Search the material for "name" and show all lines that contain it.

** Start of Given entries **

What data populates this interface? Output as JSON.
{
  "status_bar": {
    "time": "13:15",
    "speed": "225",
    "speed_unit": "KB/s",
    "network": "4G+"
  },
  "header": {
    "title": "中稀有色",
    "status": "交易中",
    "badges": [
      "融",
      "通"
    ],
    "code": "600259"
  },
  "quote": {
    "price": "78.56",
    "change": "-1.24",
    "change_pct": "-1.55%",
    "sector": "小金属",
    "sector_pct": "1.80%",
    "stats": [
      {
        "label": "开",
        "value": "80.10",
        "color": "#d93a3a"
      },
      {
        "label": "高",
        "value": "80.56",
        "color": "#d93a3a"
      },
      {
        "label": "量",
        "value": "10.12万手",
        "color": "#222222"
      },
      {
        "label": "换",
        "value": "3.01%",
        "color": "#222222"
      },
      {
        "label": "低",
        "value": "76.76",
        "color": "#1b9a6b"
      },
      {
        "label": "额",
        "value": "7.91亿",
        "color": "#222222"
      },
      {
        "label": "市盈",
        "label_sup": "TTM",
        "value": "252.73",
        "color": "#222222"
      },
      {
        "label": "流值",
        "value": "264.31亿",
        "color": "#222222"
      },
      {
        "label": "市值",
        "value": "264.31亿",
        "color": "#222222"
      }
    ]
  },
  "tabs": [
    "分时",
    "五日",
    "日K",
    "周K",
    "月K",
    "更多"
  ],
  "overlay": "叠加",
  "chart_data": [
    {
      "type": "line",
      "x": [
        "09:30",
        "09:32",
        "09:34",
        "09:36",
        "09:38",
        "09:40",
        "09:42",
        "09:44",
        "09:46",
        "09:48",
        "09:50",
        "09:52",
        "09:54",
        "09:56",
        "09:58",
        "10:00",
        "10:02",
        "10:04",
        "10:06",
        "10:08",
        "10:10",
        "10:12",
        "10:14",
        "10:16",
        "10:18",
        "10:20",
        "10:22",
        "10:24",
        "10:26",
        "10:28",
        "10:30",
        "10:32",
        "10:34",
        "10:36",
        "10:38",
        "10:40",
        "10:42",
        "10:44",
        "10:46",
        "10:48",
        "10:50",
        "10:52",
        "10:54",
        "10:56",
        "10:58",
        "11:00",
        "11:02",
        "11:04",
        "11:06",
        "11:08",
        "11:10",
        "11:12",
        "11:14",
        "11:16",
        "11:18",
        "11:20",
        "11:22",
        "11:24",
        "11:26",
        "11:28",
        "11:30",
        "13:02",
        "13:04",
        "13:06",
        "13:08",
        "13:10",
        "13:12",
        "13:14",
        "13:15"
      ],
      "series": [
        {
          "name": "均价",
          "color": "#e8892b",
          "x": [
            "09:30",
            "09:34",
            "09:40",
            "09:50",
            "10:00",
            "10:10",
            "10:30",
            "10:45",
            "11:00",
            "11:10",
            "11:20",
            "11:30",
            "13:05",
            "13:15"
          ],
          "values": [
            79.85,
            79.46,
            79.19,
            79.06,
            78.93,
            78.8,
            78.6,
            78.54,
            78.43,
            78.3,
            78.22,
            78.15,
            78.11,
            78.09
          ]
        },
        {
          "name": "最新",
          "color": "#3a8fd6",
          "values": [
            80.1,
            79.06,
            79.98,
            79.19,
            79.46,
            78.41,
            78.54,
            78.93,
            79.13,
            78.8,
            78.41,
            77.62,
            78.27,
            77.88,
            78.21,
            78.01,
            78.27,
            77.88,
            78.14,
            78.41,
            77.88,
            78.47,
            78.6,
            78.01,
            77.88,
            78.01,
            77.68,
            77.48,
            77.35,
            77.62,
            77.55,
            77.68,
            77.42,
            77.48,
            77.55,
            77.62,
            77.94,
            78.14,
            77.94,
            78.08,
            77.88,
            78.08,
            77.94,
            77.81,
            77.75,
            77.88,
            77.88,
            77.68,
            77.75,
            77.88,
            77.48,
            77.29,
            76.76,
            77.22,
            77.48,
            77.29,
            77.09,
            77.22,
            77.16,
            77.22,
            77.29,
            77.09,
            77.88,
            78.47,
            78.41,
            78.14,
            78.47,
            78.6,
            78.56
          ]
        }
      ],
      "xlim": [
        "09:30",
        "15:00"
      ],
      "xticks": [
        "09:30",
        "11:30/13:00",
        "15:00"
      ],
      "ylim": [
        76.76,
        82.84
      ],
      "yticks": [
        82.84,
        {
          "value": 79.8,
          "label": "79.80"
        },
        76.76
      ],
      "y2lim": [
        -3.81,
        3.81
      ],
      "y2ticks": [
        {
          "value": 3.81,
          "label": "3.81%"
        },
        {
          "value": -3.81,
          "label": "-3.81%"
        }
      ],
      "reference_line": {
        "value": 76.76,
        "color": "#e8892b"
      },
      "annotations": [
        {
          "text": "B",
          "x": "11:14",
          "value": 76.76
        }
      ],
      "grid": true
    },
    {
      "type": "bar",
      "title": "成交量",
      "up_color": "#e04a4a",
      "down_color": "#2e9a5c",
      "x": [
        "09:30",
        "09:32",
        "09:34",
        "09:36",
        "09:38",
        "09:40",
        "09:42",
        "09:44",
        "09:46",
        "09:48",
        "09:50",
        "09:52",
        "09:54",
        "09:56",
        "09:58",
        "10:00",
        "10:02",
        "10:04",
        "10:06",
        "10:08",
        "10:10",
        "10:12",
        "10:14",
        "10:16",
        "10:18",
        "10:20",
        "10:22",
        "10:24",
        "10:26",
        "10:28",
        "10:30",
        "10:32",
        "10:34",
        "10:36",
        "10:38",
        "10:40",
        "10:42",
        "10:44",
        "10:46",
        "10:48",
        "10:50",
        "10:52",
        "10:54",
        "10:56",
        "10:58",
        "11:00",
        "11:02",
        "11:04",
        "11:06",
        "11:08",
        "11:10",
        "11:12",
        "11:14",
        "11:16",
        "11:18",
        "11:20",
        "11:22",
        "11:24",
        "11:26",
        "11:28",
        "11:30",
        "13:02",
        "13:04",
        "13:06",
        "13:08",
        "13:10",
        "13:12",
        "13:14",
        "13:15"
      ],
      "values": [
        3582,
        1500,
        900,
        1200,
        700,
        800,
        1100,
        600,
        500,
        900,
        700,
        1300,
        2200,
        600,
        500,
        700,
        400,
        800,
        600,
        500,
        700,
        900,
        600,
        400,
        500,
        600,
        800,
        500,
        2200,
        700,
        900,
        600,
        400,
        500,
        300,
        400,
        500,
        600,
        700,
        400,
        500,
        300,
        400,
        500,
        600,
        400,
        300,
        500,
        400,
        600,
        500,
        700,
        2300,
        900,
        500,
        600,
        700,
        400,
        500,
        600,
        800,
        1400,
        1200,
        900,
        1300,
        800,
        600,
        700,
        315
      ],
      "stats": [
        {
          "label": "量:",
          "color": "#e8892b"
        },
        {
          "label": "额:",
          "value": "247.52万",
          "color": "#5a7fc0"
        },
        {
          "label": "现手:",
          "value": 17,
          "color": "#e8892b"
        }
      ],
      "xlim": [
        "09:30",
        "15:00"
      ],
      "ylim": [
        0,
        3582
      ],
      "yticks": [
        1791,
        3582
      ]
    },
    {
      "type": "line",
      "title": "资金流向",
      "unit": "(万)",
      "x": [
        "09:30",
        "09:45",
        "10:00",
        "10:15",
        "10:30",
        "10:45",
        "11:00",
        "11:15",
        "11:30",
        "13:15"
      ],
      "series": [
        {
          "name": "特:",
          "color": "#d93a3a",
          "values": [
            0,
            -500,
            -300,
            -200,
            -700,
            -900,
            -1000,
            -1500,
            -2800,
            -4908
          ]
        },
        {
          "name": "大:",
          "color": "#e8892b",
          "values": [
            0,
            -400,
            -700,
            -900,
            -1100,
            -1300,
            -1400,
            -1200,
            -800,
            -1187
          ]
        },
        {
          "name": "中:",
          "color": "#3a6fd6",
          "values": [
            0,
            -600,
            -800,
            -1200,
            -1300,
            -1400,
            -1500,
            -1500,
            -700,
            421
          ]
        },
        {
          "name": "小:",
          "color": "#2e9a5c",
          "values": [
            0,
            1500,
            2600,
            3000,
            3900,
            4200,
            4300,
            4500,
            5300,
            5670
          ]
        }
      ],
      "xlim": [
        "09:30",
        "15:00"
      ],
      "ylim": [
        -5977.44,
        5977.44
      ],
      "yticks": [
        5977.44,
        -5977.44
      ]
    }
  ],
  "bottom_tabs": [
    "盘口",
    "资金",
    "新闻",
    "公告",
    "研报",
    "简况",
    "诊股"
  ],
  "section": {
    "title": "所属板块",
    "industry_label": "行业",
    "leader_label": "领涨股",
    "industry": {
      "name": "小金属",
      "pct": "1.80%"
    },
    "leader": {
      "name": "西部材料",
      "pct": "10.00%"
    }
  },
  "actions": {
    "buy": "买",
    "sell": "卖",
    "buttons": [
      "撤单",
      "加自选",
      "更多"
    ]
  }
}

** End of Given entries **

The output =
          "name": "均价",
          "name": "最新",
          "name": "特:",
          "name": "大:",
          "name": "中:",
          "name": "小:",
      "name": "小金属",
      "name": "西部材料",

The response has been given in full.